Goal of the exercise — Copy each of the rows below word for word, without changing anything.

══ Data for the task

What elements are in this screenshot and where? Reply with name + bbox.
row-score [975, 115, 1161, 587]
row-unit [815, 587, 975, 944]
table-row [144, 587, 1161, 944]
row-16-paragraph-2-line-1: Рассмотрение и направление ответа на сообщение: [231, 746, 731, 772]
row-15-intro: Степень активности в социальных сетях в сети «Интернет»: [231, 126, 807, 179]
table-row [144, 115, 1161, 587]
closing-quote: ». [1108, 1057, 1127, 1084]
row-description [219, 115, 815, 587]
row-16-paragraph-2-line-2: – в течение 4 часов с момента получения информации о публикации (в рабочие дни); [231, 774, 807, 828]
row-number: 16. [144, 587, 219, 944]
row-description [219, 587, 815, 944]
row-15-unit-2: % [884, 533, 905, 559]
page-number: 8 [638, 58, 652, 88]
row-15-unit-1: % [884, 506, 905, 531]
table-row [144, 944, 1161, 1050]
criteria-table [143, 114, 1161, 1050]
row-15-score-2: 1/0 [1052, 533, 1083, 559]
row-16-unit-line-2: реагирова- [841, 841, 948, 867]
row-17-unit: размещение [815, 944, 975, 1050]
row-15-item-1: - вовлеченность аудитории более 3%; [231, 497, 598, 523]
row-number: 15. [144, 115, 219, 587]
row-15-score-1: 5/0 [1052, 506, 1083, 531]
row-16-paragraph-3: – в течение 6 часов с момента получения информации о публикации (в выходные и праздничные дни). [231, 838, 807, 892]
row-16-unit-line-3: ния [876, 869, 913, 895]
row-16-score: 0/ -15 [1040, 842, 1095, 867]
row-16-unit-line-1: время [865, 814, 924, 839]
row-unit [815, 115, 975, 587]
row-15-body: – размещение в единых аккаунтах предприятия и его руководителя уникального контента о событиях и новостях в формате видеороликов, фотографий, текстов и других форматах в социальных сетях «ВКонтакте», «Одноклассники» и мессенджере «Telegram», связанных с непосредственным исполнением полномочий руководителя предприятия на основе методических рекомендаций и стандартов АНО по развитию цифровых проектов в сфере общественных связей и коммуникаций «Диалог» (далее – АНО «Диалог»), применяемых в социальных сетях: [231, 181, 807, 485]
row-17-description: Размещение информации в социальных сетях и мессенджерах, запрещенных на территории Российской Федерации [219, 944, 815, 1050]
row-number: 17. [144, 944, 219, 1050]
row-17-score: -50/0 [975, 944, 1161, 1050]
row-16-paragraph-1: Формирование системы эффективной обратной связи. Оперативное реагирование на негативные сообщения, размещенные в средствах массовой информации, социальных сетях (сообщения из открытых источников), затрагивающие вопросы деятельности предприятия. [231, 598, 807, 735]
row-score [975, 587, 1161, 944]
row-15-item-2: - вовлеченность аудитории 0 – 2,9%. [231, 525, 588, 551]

════

Response —
What elements are in this screenshot and where? Reply with name + bbox.
row-score [975, 115, 1161, 587]
row-unit [815, 587, 975, 944]
table-row [144, 587, 1161, 944]
row-16-paragraph-2-line-1: Рассмотрение и направление ответа на сообщение: [231, 746, 731, 772]
row-15-intro: Степень активности в социальных сетях в сети «Интернет»: [231, 126, 807, 179]
table-row [144, 115, 1161, 587]
closing-quote: ». [1108, 1057, 1127, 1084]
row-description [219, 115, 815, 587]
row-16-paragraph-2-line-2: – в течение 4 часов с момента получения информации о публикации (в рабочие дни); [231, 774, 807, 828]
row-number: 16. [144, 587, 219, 944]
row-description [219, 587, 815, 944]
row-15-unit-2: % [884, 533, 905, 559]
page-number: 8 [638, 58, 652, 88]
row-15-unit-1: % [884, 506, 905, 531]
table-row [144, 944, 1161, 1050]
criteria-table [143, 114, 1161, 1050]
row-15-score-2: 1/0 [1052, 533, 1083, 559]
row-16-unit-line-2: реагирова- [841, 841, 948, 867]
row-17-unit: размещение [815, 944, 975, 1050]
row-15-item-1: - вовлеченность аудитории более 3%; [231, 497, 598, 523]
row-number: 15. [144, 115, 219, 587]
row-15-score-1: 5/0 [1052, 506, 1083, 531]
row-16-paragraph-3: – в течение 6 часов с момента получения информации о публикации (в выходные и праздничные дни). [231, 838, 807, 892]
row-16-unit-line-3: ния [876, 869, 913, 895]
row-16-score: 0/ -15 [1040, 842, 1095, 867]
row-16-unit-line-1: время [865, 814, 924, 839]
row-unit [815, 115, 975, 587]
row-15-body: – размещение в единых аккаунтах предприятия и его руководителя уникального контента о событиях и новостях в формате видеороликов, фотографий, текстов и других форматах в социальных сетях «ВКонтакте», «Одноклассники» и мессенджере «Telegram», связанных с непосредственным исполнением полномочий руководителя предприятия на основе методических рекомендаций и стандартов АНО по развитию цифровых проектов в сфере общественных связей и коммуникаций «Диалог» (далее – АНО «Диалог»), применяемых в социальных сетях: [231, 181, 807, 485]
row-17-description: Размещение информации в социальных сетях и мессенджерах, запрещенных на территории Российской Федерации [219, 944, 815, 1050]
row-number: 17. [144, 944, 219, 1050]
row-17-score: -50/0 [975, 944, 1161, 1050]
row-16-paragraph-1: Формирование системы эффективной обратной связи. Оперативное реагирование на негативные сообщения, размещенные в средствах массовой информации, социальных сетях (сообщения из открытых источников), затрагивающие вопросы деятельности предприятия. [231, 598, 807, 735]
row-score [975, 587, 1161, 944]
row-15-item-2: - вовлеченность аудитории 0 – 2,9%. [231, 525, 588, 551]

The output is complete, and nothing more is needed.